EXERCISE AIM
Copy every line of the data that contains the string "place".

Records from a collection of figures
╭──
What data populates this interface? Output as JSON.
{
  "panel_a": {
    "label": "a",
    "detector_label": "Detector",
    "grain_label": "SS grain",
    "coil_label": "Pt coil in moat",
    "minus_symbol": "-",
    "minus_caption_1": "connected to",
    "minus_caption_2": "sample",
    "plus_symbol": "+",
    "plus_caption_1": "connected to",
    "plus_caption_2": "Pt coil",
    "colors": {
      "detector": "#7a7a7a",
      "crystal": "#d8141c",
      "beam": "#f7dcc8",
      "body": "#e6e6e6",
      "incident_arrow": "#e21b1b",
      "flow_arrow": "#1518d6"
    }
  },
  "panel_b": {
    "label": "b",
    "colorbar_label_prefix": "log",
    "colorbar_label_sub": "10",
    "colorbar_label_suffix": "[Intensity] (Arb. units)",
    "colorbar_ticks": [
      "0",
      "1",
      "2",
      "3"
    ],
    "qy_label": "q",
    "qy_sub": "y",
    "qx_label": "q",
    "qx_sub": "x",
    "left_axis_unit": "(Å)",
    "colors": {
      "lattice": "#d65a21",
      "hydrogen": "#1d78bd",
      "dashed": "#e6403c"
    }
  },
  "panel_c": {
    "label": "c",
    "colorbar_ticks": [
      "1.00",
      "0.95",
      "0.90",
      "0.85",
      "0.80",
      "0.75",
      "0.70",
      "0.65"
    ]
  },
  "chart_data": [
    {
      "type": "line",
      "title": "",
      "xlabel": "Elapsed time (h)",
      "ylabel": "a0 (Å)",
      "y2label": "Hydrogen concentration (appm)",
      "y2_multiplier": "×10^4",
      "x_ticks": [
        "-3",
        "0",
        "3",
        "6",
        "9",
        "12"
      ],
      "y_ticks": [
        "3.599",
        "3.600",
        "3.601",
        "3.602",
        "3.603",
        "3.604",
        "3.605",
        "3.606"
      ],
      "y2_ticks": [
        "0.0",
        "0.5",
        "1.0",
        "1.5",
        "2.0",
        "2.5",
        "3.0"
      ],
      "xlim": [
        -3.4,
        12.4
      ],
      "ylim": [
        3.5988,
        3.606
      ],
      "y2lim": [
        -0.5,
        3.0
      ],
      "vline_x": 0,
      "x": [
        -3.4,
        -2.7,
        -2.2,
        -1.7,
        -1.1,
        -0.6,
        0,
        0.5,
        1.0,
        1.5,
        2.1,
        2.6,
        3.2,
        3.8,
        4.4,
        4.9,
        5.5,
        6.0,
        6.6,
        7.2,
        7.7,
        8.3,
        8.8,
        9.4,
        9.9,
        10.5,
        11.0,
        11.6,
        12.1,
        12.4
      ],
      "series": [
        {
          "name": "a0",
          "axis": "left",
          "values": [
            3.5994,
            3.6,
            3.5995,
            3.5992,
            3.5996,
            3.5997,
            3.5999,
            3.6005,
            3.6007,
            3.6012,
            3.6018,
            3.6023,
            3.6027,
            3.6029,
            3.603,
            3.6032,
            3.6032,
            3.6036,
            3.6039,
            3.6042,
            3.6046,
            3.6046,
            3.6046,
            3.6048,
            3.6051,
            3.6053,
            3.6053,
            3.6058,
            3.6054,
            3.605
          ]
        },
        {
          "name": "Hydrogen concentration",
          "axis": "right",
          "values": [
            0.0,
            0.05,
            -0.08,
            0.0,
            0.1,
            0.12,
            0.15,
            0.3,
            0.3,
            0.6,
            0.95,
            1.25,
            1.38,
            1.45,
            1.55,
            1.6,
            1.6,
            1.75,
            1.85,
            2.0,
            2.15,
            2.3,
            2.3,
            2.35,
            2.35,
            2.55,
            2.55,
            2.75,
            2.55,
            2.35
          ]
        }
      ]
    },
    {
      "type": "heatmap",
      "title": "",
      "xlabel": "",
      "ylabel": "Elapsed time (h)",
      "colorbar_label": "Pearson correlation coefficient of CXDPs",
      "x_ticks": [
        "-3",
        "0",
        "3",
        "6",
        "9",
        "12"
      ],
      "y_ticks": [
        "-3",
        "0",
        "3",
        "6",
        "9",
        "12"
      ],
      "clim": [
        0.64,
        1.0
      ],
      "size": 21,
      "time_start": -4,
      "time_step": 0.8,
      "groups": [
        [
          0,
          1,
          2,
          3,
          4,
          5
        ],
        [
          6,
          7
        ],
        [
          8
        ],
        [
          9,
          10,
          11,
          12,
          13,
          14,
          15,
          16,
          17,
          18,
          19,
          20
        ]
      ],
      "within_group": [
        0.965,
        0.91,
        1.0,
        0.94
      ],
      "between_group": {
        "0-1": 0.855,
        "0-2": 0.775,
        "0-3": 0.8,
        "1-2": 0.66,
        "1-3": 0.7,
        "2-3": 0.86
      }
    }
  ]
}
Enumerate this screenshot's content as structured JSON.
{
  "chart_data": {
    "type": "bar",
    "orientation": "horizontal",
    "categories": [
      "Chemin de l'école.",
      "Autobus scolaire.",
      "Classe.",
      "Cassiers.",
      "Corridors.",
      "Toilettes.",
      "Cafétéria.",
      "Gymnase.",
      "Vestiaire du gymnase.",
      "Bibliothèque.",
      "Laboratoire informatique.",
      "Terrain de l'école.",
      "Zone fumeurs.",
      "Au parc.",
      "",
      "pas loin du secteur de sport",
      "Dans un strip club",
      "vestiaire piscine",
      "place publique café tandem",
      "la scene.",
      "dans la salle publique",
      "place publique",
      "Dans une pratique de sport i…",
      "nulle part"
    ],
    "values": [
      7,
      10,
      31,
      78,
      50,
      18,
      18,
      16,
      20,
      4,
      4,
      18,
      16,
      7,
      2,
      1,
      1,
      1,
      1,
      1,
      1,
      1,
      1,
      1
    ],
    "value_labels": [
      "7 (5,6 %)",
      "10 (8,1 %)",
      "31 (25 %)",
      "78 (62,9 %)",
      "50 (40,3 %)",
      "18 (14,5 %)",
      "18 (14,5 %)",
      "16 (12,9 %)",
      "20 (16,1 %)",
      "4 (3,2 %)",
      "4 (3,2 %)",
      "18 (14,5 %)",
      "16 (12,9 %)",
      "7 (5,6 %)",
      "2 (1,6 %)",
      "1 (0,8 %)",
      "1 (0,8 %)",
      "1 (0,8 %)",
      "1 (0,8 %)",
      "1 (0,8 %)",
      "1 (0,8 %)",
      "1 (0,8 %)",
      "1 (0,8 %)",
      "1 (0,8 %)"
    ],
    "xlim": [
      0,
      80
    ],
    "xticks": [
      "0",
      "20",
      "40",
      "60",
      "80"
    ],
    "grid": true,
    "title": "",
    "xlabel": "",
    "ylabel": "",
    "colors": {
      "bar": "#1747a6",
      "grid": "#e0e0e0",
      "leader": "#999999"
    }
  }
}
╰──
ANSWER BELOW
      "place publique café tandem",
      "place publique",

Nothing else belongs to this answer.